--- start Entries supplied ---
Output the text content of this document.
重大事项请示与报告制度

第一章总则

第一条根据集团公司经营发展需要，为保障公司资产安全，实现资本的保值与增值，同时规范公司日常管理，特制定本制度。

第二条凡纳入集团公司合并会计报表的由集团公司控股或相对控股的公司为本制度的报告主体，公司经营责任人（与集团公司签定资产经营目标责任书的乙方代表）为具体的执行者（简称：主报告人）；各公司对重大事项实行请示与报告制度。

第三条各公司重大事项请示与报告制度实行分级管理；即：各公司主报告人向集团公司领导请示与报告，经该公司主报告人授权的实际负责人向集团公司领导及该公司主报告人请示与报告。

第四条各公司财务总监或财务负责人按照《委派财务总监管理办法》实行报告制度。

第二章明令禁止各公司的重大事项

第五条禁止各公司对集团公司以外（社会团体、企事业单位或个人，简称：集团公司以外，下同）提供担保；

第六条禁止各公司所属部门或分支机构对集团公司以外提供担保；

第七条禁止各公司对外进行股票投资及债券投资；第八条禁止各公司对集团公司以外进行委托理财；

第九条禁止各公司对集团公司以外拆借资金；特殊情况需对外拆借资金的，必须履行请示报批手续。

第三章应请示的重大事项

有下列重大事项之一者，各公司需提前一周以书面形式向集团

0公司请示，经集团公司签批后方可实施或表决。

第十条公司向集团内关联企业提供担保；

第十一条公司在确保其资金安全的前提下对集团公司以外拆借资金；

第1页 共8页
--- end Entries supplied ---
--- Required work ---
Your task is to repeat each line of the material exactly.

--- Answer to this problem ---
Output the text content of this document.
重大事项请示与报告制度

第一章总则

第一条根据集团公司经营发展需要，为保障公司资产安全，实现资本的保值与增值，同时规范公司日常管理，特制定本制度。

第二条凡纳入集团公司合并会计报表的由集团公司控股或相对控股的公司为本制度的报告主体，公司经营责任人（与集团公司签定资产经营目标责任书的乙方代表）为具体的执行者（简称：主报告人）；各公司对重大事项实行请示与报告制度。

第三条各公司重大事项请示与报告制度实行分级管理；即：各公司主报告人向集团公司领导请示与报告，经该公司主报告人授权的实际负责人向集团公司领导及该公司主报告人请示与报告。

第四条各公司财务总监或财务负责人按照《委派财务总监管理办法》实行报告制度。

第二章明令禁止各公司的重大事项

第五条禁止各公司对集团公司以外（社会团体、企事业单位或个人，简称：集团公司以外，下同）提供担保；

第六条禁止各公司所属部门或分支机构对集团公司以外提供担保；

第七条禁止各公司对外进行股票投资及债券投资；第八条禁止各公司对集团公司以外进行委托理财；

第九条禁止各公司对集团公司以外拆借资金；特殊情况需对外拆借资金的，必须履行请示报批手续。

第三章应请示的重大事项

有下列重大事项之一者，各公司需提前一周以书面形式向集团

0公司请示，经集团公司签批后方可实施或表决。

第十条公司向集团内关联企业提供担保；

第十一条公司在确保其资金安全的前提下对集团公司以外拆借资金；

第1页 共8页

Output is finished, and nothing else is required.